TASK PROMPT: Search the material for the string "данные", then return every line where it is found.

::: SUPPLIED INFORMATION :::

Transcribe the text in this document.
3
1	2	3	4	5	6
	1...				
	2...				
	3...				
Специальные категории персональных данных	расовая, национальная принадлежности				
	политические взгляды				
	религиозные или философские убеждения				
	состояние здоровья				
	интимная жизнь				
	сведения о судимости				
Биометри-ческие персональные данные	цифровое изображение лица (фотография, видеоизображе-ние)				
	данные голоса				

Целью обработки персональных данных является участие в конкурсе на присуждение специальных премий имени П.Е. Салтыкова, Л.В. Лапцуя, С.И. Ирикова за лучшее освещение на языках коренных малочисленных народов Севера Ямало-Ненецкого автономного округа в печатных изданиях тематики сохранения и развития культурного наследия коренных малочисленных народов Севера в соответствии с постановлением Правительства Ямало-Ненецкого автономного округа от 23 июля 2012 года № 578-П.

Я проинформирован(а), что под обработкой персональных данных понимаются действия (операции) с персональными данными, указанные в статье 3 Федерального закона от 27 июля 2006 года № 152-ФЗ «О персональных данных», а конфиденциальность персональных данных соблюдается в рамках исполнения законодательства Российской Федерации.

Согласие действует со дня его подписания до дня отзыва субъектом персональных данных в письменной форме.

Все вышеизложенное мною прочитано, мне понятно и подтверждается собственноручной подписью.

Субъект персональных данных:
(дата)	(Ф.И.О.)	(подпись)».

:::

TASK SOLUTION:
Биометри-ческие персональные данные	цифровое изображение лица (фотография, видеоизображе-ние)				
	данные голоса				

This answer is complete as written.